Set down all of the data exactly as it appears.
--------------------------------------------------
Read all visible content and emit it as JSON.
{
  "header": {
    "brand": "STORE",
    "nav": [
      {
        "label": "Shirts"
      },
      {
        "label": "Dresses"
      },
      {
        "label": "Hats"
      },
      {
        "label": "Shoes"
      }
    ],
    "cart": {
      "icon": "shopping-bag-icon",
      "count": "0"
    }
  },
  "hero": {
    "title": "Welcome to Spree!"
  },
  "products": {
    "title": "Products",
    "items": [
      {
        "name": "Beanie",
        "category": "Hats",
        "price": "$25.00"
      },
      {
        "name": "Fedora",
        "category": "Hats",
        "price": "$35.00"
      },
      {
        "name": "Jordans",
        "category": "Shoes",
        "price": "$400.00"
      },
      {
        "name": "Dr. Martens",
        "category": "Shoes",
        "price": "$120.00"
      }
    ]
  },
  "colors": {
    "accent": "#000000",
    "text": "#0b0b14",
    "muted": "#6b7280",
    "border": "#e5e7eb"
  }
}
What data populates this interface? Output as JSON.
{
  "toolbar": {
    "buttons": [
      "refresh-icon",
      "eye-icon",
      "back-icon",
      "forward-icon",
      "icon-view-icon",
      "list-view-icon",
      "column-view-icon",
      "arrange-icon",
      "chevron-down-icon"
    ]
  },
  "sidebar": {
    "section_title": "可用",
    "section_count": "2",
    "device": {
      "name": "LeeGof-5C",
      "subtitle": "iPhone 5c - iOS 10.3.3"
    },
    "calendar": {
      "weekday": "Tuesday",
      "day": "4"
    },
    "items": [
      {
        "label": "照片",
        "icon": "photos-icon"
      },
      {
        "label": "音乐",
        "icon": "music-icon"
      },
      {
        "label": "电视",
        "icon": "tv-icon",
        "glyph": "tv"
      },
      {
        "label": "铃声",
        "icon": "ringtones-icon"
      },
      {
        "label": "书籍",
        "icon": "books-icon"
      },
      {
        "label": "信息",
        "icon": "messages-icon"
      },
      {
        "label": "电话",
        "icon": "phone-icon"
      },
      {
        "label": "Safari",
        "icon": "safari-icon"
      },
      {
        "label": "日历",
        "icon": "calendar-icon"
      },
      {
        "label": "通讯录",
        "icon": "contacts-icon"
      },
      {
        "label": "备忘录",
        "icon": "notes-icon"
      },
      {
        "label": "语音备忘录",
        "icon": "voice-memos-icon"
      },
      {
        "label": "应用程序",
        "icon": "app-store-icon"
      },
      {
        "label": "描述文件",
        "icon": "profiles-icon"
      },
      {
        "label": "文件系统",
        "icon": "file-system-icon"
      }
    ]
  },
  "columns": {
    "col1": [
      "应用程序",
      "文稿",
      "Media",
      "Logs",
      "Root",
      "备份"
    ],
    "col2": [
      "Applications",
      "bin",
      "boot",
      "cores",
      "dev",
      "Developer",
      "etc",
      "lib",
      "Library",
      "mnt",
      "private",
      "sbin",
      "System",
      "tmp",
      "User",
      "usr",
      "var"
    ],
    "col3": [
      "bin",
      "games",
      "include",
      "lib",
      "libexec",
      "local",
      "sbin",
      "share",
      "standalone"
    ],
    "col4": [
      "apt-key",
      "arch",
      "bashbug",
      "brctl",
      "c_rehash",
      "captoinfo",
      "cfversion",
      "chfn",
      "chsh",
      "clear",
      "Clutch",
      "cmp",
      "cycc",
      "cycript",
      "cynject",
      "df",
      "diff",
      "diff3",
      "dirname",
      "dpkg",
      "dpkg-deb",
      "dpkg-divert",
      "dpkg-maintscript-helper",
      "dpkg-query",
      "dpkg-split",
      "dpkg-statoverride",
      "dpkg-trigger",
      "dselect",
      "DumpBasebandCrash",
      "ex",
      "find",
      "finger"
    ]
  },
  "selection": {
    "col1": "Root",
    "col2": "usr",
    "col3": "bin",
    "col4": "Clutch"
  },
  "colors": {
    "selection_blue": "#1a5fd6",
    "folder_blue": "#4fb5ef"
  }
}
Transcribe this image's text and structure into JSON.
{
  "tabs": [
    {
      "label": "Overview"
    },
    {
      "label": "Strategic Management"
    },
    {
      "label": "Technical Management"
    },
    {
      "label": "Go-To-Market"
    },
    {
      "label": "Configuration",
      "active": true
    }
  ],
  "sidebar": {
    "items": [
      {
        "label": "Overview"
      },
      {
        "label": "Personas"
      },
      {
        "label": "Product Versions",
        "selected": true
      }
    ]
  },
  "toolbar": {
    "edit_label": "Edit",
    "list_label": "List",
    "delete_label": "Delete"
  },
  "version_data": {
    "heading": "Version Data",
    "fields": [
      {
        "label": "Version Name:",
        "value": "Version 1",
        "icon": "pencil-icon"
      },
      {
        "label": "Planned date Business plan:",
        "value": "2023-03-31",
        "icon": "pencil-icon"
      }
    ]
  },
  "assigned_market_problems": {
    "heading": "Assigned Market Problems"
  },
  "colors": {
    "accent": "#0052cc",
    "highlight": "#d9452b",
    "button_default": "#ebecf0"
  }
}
--------------------------------------------------
OUTPUT OF THE TASK —
Read all visible content and emit it as JSON.
{
  "header": {
    "brand": "STORE",
    "nav": [
      {
        "label": "Shirts"
      },
      {
        "label": "Dresses"
      },
      {
        "label": "Hats"
      },
      {
        "label": "Shoes"
      }
    ],
    "cart": {
      "icon": "shopping-bag-icon",
      "count": "0"
    }
  },
  "hero": {
    "title": "Welcome to Spree!"
  },
  "products": {
    "title": "Products",
    "items": [
      {
        "name": "Beanie",
        "category": "Hats",
        "price": "$25.00"
      },
      {
        "name": "Fedora",
        "category": "Hats",
        "price": "$35.00"
      },
      {
        "name": "Jordans",
        "category": "Shoes",
        "price": "$400.00"
      },
      {
        "name": "Dr. Martens",
        "category": "Shoes",
        "price": "$120.00"
      }
    ]
  },
  "colors": {
    "accent": "#000000",
    "text": "#0b0b14",
    "muted": "#6b7280",
    "border": "#e5e7eb"
  }
}
What data populates this interface? Output as JSON.
{
  "toolbar": {
    "buttons": [
      "refresh-icon",
      "eye-icon",
      "back-icon",
      "forward-icon",
      "icon-view-icon",
      "list-view-icon",
      "column-view-icon",
      "arrange-icon",
      "chevron-down-icon"
    ]
  },
  "sidebar": {
    "section_title": "可用",
    "section_count": "2",
    "device": {
      "name": "LeeGof-5C",
      "subtitle": "iPhone 5c - iOS 10.3.3"
    },
    "calendar": {
      "weekday": "Tuesday",
      "day": "4"
    },
    "items": [
      {
        "label": "照片",
        "icon": "photos-icon"
      },
      {
        "label": "音乐",
        "icon": "music-icon"
      },
      {
        "label": "电视",
        "icon": "tv-icon",
        "glyph": "tv"
      },
      {
        "label": "铃声",
        "icon": "ringtones-icon"
      },
      {
        "label": "书籍",
        "icon": "books-icon"
      },
      {
        "label": "信息",
        "icon": "messages-icon"
      },
      {
        "label": "电话",
        "icon": "phone-icon"
      },
      {
        "label": "Safari",
        "icon": "safari-icon"
      },
      {
        "label": "日历",
        "icon": "calendar-icon"
      },
      {
        "label": "通讯录",
        "icon": "contacts-icon"
      },
      {
        "label": "备忘录",
        "icon": "notes-icon"
      },
      {
        "label": "语音备忘录",
        "icon": "voice-memos-icon"
      },
      {
        "label": "应用程序",
        "icon": "app-store-icon"
      },
      {
        "label": "描述文件",
        "icon": "profiles-icon"
      },
      {
        "label": "文件系统",
        "icon": "file-system-icon"
      }
    ]
  },
  "columns": {
    "col1": [
      "应用程序",
      "文稿",
      "Media",
      "Logs",
      "Root",
      "备份"
    ],
    "col2": [
      "Applications",
      "bin",
      "boot",
      "cores",
      "dev",
      "Developer",
      "etc",
      "lib",
      "Library",
      "mnt",
      "private",
      "sbin",
      "System",
      "tmp",
      "User",
      "usr",
      "var"
    ],
    "col3": [
      "bin",
      "games",
      "include",
      "lib",
      "libexec",
      "local",
      "sbin",
      "share",
      "standalone"
    ],
    "col4": [
      "apt-key",
      "arch",
      "bashbug",
      "brctl",
      "c_rehash",
      "captoinfo",
      "cfversion",
      "chfn",
      "chsh",
      "clear",
      "Clutch",
      "cmp",
      "cycc",
      "cycript",
      "cynject",
      "df",
      "diff",
      "diff3",
      "dirname",
      "dpkg",
      "dpkg-deb",
      "dpkg-divert",
      "dpkg-maintscript-helper",
      "dpkg-query",
      "dpkg-split",
      "dpkg-statoverride",
      "dpkg-trigger",
      "dselect",
      "DumpBasebandCrash",
      "ex",
      "find",
      "finger"
    ]
  },
  "selection": {
    "col1": "Root",
    "col2": "usr",
    "col3": "bin",
    "col4": "Clutch"
  },
  "colors": {
    "selection_blue": "#1a5fd6",
    "folder_blue": "#4fb5ef"
  }
}
Transcribe this image's text and structure into JSON.
{
  "tabs": [
    {
      "label": "Overview"
    },
    {
      "label": "Strategic Management"
    },
    {
      "label": "Technical Management"
    },
    {
      "label": "Go-To-Market"
    },
    {
      "label": "Configuration",
      "active": true
    }
  ],
  "sidebar": {
    "items": [
      {
        "label": "Overview"
      },
      {
        "label": "Personas"
      },
      {
        "label": "Product Versions",
        "selected": true
      }
    ]
  },
  "toolbar": {
    "edit_label": "Edit",
    "list_label": "List",
    "delete_label": "Delete"
  },
  "version_data": {
    "heading": "Version Data",
    "fields": [
      {
        "label": "Version Name:",
        "value": "Version 1",
        "icon": "pencil-icon"
      },
      {
        "label": "Planned date Business plan:",
        "value": "2023-03-31",
        "icon": "pencil-icon"
      }
    ]
  },
  "assigned_market_problems": {
    "heading": "Assigned Market Problems"
  },
  "colors": {
    "accent": "#0052cc",
    "highlight": "#d9452b",
    "button_default": "#ebecf0"
  }
}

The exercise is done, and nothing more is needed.